- _Written task_: In the data below, find every line with the string "meter" and pull it out.

Stored items:

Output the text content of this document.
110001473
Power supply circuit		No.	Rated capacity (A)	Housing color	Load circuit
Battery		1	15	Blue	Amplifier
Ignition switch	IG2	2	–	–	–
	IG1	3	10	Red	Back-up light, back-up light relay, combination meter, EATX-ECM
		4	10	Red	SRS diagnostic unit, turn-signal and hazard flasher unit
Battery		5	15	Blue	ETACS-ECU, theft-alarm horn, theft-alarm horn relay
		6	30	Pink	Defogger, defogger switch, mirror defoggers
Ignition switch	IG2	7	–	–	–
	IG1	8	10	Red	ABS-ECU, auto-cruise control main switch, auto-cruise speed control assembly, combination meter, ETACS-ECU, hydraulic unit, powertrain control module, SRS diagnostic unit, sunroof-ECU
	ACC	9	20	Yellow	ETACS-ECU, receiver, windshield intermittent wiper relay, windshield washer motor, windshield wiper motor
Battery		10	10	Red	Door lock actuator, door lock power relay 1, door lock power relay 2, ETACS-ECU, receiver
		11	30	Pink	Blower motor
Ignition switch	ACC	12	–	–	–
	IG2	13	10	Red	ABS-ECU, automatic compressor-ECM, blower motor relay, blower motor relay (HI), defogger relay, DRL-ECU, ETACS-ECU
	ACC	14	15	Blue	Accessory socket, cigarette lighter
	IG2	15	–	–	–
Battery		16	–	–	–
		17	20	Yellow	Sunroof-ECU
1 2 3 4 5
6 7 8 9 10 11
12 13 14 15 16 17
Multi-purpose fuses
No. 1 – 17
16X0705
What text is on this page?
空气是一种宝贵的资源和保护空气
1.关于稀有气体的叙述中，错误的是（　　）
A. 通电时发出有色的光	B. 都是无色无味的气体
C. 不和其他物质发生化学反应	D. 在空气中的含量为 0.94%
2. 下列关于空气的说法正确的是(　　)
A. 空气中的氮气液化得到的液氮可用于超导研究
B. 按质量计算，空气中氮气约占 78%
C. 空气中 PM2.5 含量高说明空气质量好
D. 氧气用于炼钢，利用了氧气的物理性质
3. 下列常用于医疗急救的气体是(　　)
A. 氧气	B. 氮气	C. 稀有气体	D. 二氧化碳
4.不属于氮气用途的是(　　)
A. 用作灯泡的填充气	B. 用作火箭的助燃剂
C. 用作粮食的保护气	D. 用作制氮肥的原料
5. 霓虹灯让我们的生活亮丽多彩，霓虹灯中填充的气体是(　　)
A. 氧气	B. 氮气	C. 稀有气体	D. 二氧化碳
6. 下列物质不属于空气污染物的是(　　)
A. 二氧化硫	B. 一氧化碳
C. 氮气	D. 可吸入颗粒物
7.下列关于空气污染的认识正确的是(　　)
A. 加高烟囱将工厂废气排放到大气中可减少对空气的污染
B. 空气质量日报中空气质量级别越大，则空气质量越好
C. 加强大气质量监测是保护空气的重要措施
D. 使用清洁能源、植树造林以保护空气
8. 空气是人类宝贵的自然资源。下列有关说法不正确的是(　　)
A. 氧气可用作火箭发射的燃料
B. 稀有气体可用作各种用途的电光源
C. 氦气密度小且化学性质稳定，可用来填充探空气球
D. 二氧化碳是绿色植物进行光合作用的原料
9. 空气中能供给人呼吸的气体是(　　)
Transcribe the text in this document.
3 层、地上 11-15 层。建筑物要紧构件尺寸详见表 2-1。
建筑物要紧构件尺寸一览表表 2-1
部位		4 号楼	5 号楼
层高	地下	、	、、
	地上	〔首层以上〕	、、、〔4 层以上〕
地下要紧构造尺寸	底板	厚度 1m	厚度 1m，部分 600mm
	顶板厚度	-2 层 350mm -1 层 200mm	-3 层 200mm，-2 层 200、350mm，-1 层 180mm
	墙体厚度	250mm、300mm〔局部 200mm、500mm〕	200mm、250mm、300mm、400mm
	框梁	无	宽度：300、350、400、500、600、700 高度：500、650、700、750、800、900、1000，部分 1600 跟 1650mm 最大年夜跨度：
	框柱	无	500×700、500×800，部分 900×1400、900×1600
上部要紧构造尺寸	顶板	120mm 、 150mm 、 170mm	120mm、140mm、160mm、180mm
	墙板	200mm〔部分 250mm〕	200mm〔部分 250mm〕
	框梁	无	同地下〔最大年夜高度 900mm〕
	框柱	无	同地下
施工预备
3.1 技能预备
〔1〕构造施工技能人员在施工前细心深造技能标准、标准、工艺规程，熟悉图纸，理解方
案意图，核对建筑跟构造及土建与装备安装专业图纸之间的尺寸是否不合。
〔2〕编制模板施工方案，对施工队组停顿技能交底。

- _Written solution_:
	IG1	3	10	Red	Back-up light, back-up light relay, combination meter, EATX-ECM
	IG1	8	10	Red	ABS-ECU, auto-cruise control main switch, auto-cruise speed control assembly, combination meter, ETACS-ECU, hydraulic unit, powertrain control module, SRS diagnostic unit, sunroof-ECU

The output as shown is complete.